# RECORDS FOR THE EXERCISE start
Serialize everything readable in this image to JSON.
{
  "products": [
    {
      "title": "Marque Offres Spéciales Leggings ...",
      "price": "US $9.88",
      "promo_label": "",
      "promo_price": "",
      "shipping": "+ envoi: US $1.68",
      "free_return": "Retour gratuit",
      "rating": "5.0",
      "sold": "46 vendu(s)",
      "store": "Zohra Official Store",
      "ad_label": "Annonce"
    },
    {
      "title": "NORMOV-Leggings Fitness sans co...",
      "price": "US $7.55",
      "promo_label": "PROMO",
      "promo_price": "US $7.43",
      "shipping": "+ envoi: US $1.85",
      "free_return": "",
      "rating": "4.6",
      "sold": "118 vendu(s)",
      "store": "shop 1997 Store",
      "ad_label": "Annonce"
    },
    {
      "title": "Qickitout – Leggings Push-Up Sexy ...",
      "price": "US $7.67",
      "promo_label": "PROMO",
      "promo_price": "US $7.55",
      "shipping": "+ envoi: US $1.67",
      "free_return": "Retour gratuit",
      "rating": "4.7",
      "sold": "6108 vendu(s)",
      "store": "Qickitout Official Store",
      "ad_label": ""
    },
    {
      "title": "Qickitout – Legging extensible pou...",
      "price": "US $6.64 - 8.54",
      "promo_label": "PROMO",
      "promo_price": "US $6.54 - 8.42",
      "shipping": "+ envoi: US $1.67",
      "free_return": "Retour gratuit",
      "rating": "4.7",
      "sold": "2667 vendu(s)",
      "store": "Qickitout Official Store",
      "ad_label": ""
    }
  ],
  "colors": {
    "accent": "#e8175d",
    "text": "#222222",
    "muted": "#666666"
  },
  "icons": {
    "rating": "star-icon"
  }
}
# RECORDS FOR THE EXERCISE end
**PROBLEM DETAILS**
In the records above, find each line with the word "rating" and copy it.

**RESPONSE**
      "rating": "5.0",
      "rating": "4.6",
      "rating": "4.7",
      "rating": "4.7",
    "rating": "star-icon"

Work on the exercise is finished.